[start]
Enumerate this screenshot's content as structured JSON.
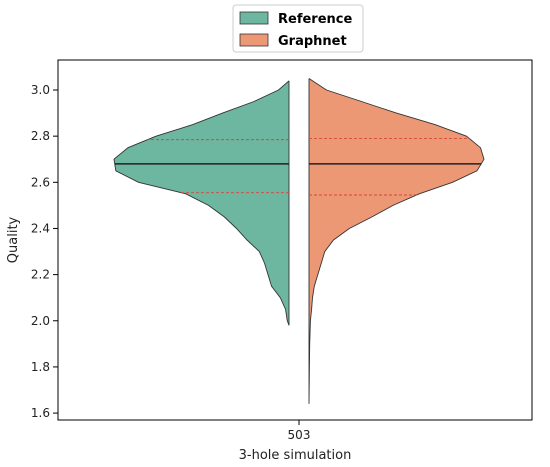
{
  "chart_data": {
    "type": "violin",
    "split": true,
    "categories": [
      "503"
    ],
    "xlabel": "3-hole simulation",
    "ylabel": "Quality",
    "ylim": [
      1.57,
      3.13
    ],
    "yticks": [
      1.6,
      1.8,
      2.0,
      2.2,
      2.4,
      2.6,
      2.8,
      3.0
    ],
    "legend": {
      "placement": "top-center",
      "entries": [
        {
          "name": "Reference",
          "color": "#6db6a0"
        },
        {
          "name": "Graphnet",
          "color": "#ec9875"
        }
      ]
    },
    "series": [
      {
        "name": "Reference",
        "color": "#6db6a0",
        "median": 2.68,
        "q1": 2.555,
        "q3": 2.785,
        "range": [
          1.98,
          3.04
        ],
        "profile": [
          [
            3.04,
            0.0
          ],
          [
            3.0,
            0.06
          ],
          [
            2.95,
            0.2
          ],
          [
            2.9,
            0.38
          ],
          [
            2.85,
            0.55
          ],
          [
            2.8,
            0.76
          ],
          [
            2.75,
            0.92
          ],
          [
            2.7,
            1.0
          ],
          [
            2.65,
            0.99
          ],
          [
            2.6,
            0.86
          ],
          [
            2.55,
            0.59
          ],
          [
            2.5,
            0.46
          ],
          [
            2.45,
            0.37
          ],
          [
            2.4,
            0.3
          ],
          [
            2.35,
            0.24
          ],
          [
            2.3,
            0.17
          ],
          [
            2.25,
            0.14
          ],
          [
            2.2,
            0.12
          ],
          [
            2.15,
            0.1
          ],
          [
            2.1,
            0.05
          ],
          [
            2.05,
            0.02
          ],
          [
            2.0,
            0.01
          ],
          [
            1.98,
            0.0
          ]
        ]
      },
      {
        "name": "Graphnet",
        "color": "#ec9875",
        "median": 2.68,
        "q1": 2.545,
        "q3": 2.79,
        "range": [
          1.64,
          3.05
        ],
        "profile": [
          [
            3.05,
            0.0
          ],
          [
            3.0,
            0.1
          ],
          [
            2.95,
            0.3
          ],
          [
            2.9,
            0.5
          ],
          [
            2.85,
            0.72
          ],
          [
            2.8,
            0.9
          ],
          [
            2.75,
            0.98
          ],
          [
            2.7,
            1.0
          ],
          [
            2.65,
            0.96
          ],
          [
            2.6,
            0.82
          ],
          [
            2.55,
            0.63
          ],
          [
            2.5,
            0.48
          ],
          [
            2.45,
            0.36
          ],
          [
            2.4,
            0.23
          ],
          [
            2.35,
            0.14
          ],
          [
            2.3,
            0.09
          ],
          [
            2.25,
            0.07
          ],
          [
            2.2,
            0.05
          ],
          [
            2.15,
            0.03
          ],
          [
            2.1,
            0.02
          ],
          [
            2.05,
            0.015
          ],
          [
            2.0,
            0.008
          ],
          [
            1.9,
            0.004
          ],
          [
            1.8,
            0.002
          ],
          [
            1.64,
            0.0
          ]
        ]
      }
    ]
  }
}
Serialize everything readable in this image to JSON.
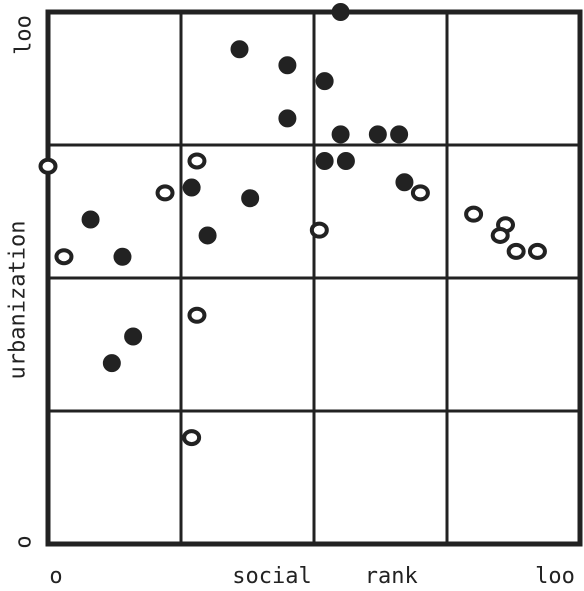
[end]
**YOUR INSTRUCTIONS**: Locate and copy each line in the data above that includes the word "color".

**WRITTEN SOLUTION**:
          "color": "#6db6a0"
          "color": "#ec9875"
        "color": "#6db6a0",
        "color": "#ec9875",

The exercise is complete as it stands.